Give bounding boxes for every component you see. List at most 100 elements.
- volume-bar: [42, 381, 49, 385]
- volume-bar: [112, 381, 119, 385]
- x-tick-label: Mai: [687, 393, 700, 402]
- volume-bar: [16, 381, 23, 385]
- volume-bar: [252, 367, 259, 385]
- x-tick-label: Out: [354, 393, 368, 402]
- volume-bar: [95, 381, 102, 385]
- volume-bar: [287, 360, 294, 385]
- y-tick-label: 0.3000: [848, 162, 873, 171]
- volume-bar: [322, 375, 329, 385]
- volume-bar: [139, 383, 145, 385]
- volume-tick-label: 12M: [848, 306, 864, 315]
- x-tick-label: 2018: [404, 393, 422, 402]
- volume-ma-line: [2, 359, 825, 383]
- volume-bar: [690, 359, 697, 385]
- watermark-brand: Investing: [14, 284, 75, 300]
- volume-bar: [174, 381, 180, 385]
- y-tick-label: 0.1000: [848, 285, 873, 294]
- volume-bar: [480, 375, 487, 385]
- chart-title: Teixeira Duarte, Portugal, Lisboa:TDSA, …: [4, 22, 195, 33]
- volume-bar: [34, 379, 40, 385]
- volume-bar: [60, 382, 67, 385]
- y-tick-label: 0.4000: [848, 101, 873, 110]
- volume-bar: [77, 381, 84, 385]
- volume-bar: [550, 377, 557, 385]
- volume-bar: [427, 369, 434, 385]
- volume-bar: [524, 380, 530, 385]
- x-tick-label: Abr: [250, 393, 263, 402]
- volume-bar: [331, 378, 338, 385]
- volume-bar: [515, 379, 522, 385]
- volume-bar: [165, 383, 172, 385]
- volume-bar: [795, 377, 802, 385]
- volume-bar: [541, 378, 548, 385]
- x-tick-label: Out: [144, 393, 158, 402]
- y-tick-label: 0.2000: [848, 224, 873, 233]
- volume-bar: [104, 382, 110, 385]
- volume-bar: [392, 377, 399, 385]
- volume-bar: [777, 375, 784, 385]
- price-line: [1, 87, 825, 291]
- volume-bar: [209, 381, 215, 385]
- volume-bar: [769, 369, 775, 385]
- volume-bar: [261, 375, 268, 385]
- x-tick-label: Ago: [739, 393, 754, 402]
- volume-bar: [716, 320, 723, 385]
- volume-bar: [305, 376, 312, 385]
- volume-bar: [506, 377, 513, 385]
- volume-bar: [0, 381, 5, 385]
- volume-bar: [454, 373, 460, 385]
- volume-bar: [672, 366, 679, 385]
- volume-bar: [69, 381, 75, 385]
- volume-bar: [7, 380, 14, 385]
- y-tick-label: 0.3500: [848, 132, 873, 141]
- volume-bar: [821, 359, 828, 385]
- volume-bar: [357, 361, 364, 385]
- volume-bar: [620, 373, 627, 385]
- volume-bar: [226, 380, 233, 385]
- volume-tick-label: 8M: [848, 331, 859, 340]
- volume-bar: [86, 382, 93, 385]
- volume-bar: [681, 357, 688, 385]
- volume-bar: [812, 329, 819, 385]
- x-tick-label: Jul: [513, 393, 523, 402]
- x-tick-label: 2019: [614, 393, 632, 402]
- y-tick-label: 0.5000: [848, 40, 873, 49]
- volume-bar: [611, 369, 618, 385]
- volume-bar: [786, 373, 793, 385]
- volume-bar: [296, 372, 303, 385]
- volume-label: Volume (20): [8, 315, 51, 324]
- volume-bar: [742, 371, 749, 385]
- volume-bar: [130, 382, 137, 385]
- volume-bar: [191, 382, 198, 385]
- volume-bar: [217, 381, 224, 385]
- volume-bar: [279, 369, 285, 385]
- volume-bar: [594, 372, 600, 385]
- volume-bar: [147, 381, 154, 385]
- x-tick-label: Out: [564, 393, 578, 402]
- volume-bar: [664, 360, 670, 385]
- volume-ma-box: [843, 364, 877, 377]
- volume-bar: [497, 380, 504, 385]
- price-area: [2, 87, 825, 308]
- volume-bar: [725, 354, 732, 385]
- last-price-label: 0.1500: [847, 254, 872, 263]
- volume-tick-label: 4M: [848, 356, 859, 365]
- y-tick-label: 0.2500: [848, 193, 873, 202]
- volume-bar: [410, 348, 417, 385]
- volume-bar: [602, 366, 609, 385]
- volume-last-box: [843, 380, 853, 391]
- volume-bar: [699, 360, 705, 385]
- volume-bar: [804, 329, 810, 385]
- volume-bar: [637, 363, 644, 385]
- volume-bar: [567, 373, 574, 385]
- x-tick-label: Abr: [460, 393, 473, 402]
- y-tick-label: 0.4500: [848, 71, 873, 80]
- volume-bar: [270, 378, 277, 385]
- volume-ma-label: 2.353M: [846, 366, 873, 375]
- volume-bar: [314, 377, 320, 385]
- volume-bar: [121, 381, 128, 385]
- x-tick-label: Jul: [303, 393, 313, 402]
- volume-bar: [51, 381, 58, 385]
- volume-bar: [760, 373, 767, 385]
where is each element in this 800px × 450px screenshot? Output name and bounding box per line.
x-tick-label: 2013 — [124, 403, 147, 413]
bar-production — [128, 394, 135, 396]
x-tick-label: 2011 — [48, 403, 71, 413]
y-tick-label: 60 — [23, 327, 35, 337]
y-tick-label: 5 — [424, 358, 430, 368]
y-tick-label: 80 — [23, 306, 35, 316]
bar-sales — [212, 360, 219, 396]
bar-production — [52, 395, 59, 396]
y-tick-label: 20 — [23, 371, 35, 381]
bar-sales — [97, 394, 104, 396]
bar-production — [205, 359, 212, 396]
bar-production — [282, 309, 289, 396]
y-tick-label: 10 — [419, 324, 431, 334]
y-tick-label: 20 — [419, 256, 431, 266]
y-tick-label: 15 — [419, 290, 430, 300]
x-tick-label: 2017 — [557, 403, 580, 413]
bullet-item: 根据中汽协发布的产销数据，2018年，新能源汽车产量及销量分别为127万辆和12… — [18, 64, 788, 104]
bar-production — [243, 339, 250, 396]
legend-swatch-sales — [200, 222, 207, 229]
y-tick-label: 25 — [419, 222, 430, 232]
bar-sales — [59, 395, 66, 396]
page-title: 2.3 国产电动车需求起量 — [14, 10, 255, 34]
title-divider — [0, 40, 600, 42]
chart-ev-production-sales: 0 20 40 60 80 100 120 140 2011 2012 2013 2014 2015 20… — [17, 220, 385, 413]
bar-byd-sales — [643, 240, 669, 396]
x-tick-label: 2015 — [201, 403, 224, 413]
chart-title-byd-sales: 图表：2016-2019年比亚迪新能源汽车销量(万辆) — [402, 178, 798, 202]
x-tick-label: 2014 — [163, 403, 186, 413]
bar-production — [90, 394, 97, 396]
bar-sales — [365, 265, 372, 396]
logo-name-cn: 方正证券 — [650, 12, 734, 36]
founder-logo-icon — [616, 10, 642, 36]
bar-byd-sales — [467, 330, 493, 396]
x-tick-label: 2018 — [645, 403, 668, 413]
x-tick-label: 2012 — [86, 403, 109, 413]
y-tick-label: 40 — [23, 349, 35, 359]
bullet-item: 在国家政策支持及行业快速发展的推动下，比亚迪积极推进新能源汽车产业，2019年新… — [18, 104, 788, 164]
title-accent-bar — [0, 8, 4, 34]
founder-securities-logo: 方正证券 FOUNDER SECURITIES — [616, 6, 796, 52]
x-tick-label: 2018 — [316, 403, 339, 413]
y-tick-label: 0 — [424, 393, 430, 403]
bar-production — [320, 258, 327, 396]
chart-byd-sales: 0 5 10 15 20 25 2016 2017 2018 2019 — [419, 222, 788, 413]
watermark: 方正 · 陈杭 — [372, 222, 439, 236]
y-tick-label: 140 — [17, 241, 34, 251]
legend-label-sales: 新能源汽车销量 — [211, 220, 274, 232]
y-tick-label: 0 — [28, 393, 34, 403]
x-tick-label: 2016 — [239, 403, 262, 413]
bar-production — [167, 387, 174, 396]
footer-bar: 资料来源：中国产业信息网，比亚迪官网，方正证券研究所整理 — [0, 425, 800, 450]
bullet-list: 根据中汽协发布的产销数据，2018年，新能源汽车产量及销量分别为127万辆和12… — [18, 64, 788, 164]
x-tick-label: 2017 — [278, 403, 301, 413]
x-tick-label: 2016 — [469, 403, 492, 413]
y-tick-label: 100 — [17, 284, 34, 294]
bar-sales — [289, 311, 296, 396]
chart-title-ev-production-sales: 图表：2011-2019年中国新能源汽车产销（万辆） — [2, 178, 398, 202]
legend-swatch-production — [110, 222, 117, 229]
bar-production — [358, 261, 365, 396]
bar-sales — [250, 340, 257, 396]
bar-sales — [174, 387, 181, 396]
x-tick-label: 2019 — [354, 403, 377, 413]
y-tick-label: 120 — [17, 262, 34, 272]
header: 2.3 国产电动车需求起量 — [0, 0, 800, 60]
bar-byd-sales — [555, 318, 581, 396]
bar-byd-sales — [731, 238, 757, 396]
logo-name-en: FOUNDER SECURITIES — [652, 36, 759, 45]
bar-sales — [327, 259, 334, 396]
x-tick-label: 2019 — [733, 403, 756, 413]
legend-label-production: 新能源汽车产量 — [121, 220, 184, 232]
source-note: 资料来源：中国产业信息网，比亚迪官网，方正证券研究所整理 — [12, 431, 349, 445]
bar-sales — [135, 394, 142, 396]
--*--
- REQUIREMENT
Reproduce the listing exactly, from its first line up to and including the line with "- volume-ma-line: [2, 359, 825, 383]".

- REPLY
Give bounding boxes for every component you see. List at most 100 elements.
- volume-bar: [42, 381, 49, 385]
- volume-bar: [112, 381, 119, 385]
- x-tick-label: Mai: [687, 393, 700, 402]
- volume-bar: [16, 381, 23, 385]
- volume-bar: [252, 367, 259, 385]
- x-tick-label: Out: [354, 393, 368, 402]
- volume-bar: [95, 381, 102, 385]
- volume-bar: [287, 360, 294, 385]
- y-tick-label: 0.3000: [848, 162, 873, 171]
- volume-bar: [322, 375, 329, 385]
- volume-bar: [139, 383, 145, 385]
- volume-tick-label: 12M: [848, 306, 864, 315]
- x-tick-label: 2018: [404, 393, 422, 402]
- volume-ma-line: [2, 359, 825, 383]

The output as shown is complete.